Collected data:
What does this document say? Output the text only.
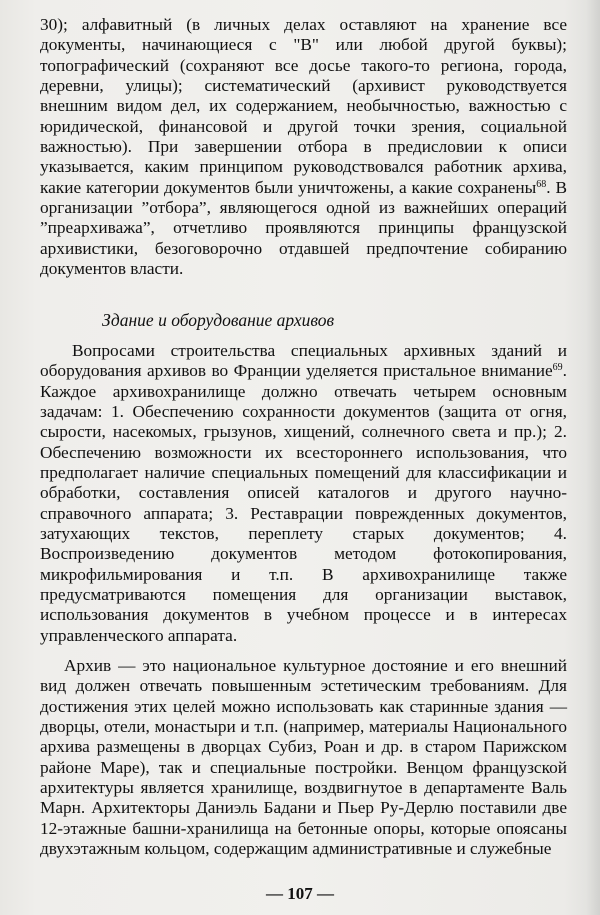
30); алфавитный (в личных делах оставляют на хранение все документы, начинающиеся с "В" или любой другой буквы); топографический (сохраняют все досье такого-то региона, города, деревни, улицы); систематический (архивист руководствуется внешним видом дел, их содержанием, необычностью, важностью с юридической, финансовой и другой точки зрения, социальной важностью). При завершении отбора в предисловии к описи указывается, каким принципом руководствовался работник архива, какие категории документов были уничтожены, а какие сохранены$^{68}$. В организации ”отбора”, являющегося одной из важнейших операций ”преархиважа”, отчетливо проявляются принципы французской архивистики, безоговорочно отдавшей предпочтение собиранию документов власти.
Здание и оборудование архивов
Вопросами строительства специальных архивных зданий и оборудования архивов во Франции уделяется пристальное внимание$^{69}$. Каждое архивохранилище должно отвечать четырем основным задачам: 1. Обеспечению сохранности документов (защита от огня, сырости, насекомых, грызунов, хищений, солнечного света и пр.); 2. Обеспечению возможности их всестороннего использования, что предполагает наличие специальных помещений для классификации и обработки, составления описей каталогов и другого научно-справочного аппарата; 3. Реставрации поврежденных документов, затухающих текстов, переплету старых документов; 4. Воспроизведению документов методом фотокопирования, микрофильмирования и т.п. В архивохранилище также предусматриваются помещения для организации выставок, использования документов в учебном процессе и в интересах управленческого аппарата.
Архив — это национальное культурное достояние и его внешний вид должен отвечать повышенным эстетическим требованиям. Для достижения этих целей можно использовать как старинные здания — дворцы, отели, монастыри и т.п. (например, материалы Национального архива размещены в дворцах Субиз, Роан и др. в старом Парижском районе Маре), так и специальные постройки. Венцом французской архитектуры является хранилище, воздвигнутое в департаменте Валь Марн. Архитекторы Даниэль Бадани и Пьер Ру-Дерлю поставили две 12-этажные башни-хранилища на бетонные опоры, которые опоясаны двухэтажным кольцом, содержащим административные и служебные
— 107 —
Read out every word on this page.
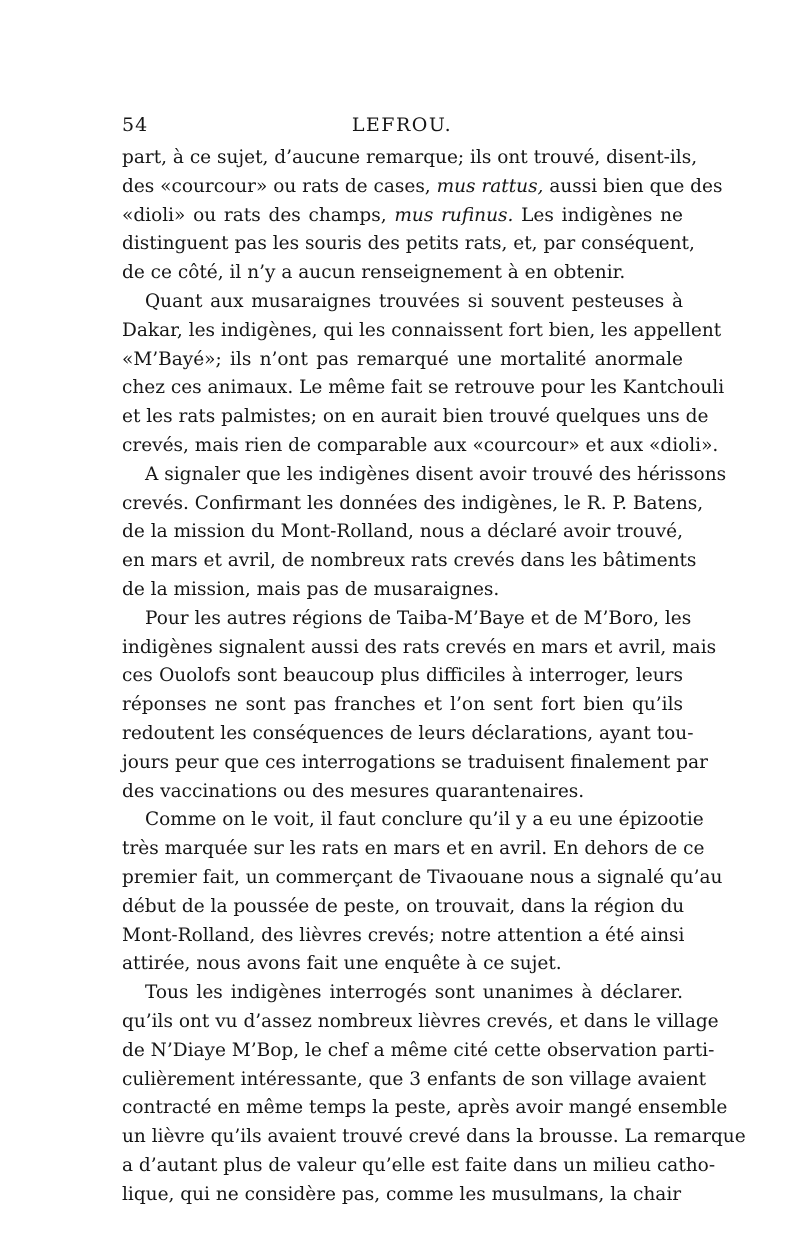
54	LEFROU.
part, à ce sujet, d’aucune remarque; ils ont trouvé, disent-ils,
des «courcour» ou rats de cases, mus rattus, aussi bien que des
«dioli» ou rats des champs, mus rufinus. Les indigènes ne
distinguent pas les souris des petits rats, et, par conséquent,
de ce côté, il n’y a aucun renseignement à en obtenir.
Quant aux musaraignes trouvées si souvent pesteuses à
Dakar, les indigènes, qui les connaissent fort bien, les appellent
«M’Bayé»; ils n’ont pas remarqué une mortalité anormale
chez ces animaux. Le même fait se retrouve pour les Kantchouli
et les rats palmistes; on en aurait bien trouvé quelques uns de
crevés, mais rien de comparable aux «courcour» et aux «dioli».
A signaler que les indigènes disent avoir trouvé des hérissons
crevés. Confirmant les données des indigènes, le R. P. Batens,
de la mission du Mont-Rolland, nous a déclaré avoir trouvé,
en mars et avril, de nombreux rats crevés dans les bâtiments
de la mission, mais pas de musaraignes.
Pour les autres régions de Taiba-M’Baye et de M’Boro, les
indigènes signalent aussi des rats crevés en mars et avril, mais
ces Ouolofs sont beaucoup plus difficiles à interroger, leurs
réponses ne sont pas franches et l’on sent fort bien qu’ils
redoutent les conséquences de leurs déclarations, ayant tou-
jours peur que ces interrogations se traduisent finalement par
des vaccinations ou des mesures quarantenaires.
Comme on le voit, il faut conclure qu’il y a eu une épizootie
très marquée sur les rats en mars et en avril. En dehors de ce
premier fait, un commerçant de Tivaouane nous a signalé qu’au
début de la poussée de peste, on trouvait, dans la région du
Mont-Rolland, des lièvres crevés; notre attention a été ainsi
attirée, nous avons fait une enquête à ce sujet.
Tous les indigènes interrogés sont unanimes à déclarer.
qu’ils ont vu d’assez nombreux lièvres crevés, et dans le village
de N’Diaye M’Bop, le chef a même cité cette observation parti-
culièrement intéressante, que 3 enfants de son village avaient
contracté en même temps la peste, après avoir mangé ensemble
un lièvre qu’ils avaient trouvé crevé dans la brousse. La remarque
a d’autant plus de valeur qu’elle est faite dans un milieu catho-
lique, qui ne considère pas, comme les musulmans, la chair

| BRIEF |
Take the listing above and restate it word for word, without its pictures.

| ANSWER TO THIS TASK |
What does this document say? Output the text only.
30); алфавитный (в личных делах оставляют на хранение все документы, начинающиеся с "В" или любой другой буквы); топографический (сохраняют все досье такого-то региона, города, деревни, улицы); систематический (архивист руководствуется внешним видом дел, их содержанием, необычностью, важностью с юридической, финансовой и другой точки зрения, социальной важностью). При завершении отбора в предисловии к описи указывается, каким принципом руководствовался работник архива, какие категории документов были уничтожены, а какие сохранены$^{68}$. В организации ”отбора”, являющегося одной из важнейших операций ”преархиважа”, отчетливо проявляются принципы французской архивистики, безоговорочно отдавшей предпочтение собиранию документов власти.
Здание и оборудование архивов
Вопросами строительства специальных архивных зданий и оборудования архивов во Франции уделяется пристальное внимание$^{69}$. Каждое архивохранилище должно отвечать четырем основным задачам: 1. Обеспечению сохранности документов (защита от огня, сырости, насекомых, грызунов, хищений, солнечного света и пр.); 2. Обеспечению возможности их всестороннего использования, что предполагает наличие специальных помещений для классификации и обработки, составления описей каталогов и другого научно-справочного аппарата; 3. Реставрации поврежденных документов, затухающих текстов, переплету старых документов; 4. Воспроизведению документов методом фотокопирования, микрофильмирования и т.п. В архивохранилище также предусматриваются помещения для организации выставок, использования документов в учебном процессе и в интересах управленческого аппарата.
Архив — это национальное культурное достояние и его внешний вид должен отвечать повышенным эстетическим требованиям. Для достижения этих целей можно использовать как старинные здания — дворцы, отели, монастыри и т.п. (например, материалы Национального архива размещены в дворцах Субиз, Роан и др. в старом Парижском районе Маре), так и специальные постройки. Венцом французской архитектуры является хранилище, воздвигнутое в департаменте Валь Марн. Архитекторы Даниэль Бадани и Пьер Ру-Дерлю поставили две 12-этажные башни-хранилища на бетонные опоры, которые опоясаны двухэтажным кольцом, содержащим административные и служебные
— 107 —
Read out every word on this page.
54	LEFROU.
part, à ce sujet, d’aucune remarque; ils ont trouvé, disent-ils,
des «courcour» ou rats de cases, mus rattus, aussi bien que des
«dioli» ou rats des champs, mus rufinus. Les indigènes ne
distinguent pas les souris des petits rats, et, par conséquent,
de ce côté, il n’y a aucun renseignement à en obtenir.
Quant aux musaraignes trouvées si souvent pesteuses à
Dakar, les indigènes, qui les connaissent fort bien, les appellent
«M’Bayé»; ils n’ont pas remarqué une mortalité anormale
chez ces animaux. Le même fait se retrouve pour les Kantchouli
et les rats palmistes; on en aurait bien trouvé quelques uns de
crevés, mais rien de comparable aux «courcour» et aux «dioli».
A signaler que les indigènes disent avoir trouvé des hérissons
crevés. Confirmant les données des indigènes, le R. P. Batens,
de la mission du Mont-Rolland, nous a déclaré avoir trouvé,
en mars et avril, de nombreux rats crevés dans les bâtiments
de la mission, mais pas de musaraignes.
Pour les autres régions de Taiba-M’Baye et de M’Boro, les
indigènes signalent aussi des rats crevés en mars et avril, mais
ces Ouolofs sont beaucoup plus difficiles à interroger, leurs
réponses ne sont pas franches et l’on sent fort bien qu’ils
redoutent les conséquences de leurs déclarations, ayant tou-
jours peur que ces interrogations se traduisent finalement par
des vaccinations ou des mesures quarantenaires.
Comme on le voit, il faut conclure qu’il y a eu une épizootie
très marquée sur les rats en mars et en avril. En dehors de ce
premier fait, un commerçant de Tivaouane nous a signalé qu’au
début de la poussée de peste, on trouvait, dans la région du
Mont-Rolland, des lièvres crevés; notre attention a été ainsi
attirée, nous avons fait une enquête à ce sujet.
Tous les indigènes interrogés sont unanimes à déclarer.
qu’ils ont vu d’assez nombreux lièvres crevés, et dans le village
de N’Diaye M’Bop, le chef a même cité cette observation parti-
culièrement intéressante, que 3 enfants de son village avaient
contracté en même temps la peste, après avoir mangé ensemble
un lièvre qu’ils avaient trouvé crevé dans la brousse. La remarque
a d’autant plus de valeur qu’elle est faite dans un milieu catho-
lique, qui ne considère pas, comme les musulmans, la chair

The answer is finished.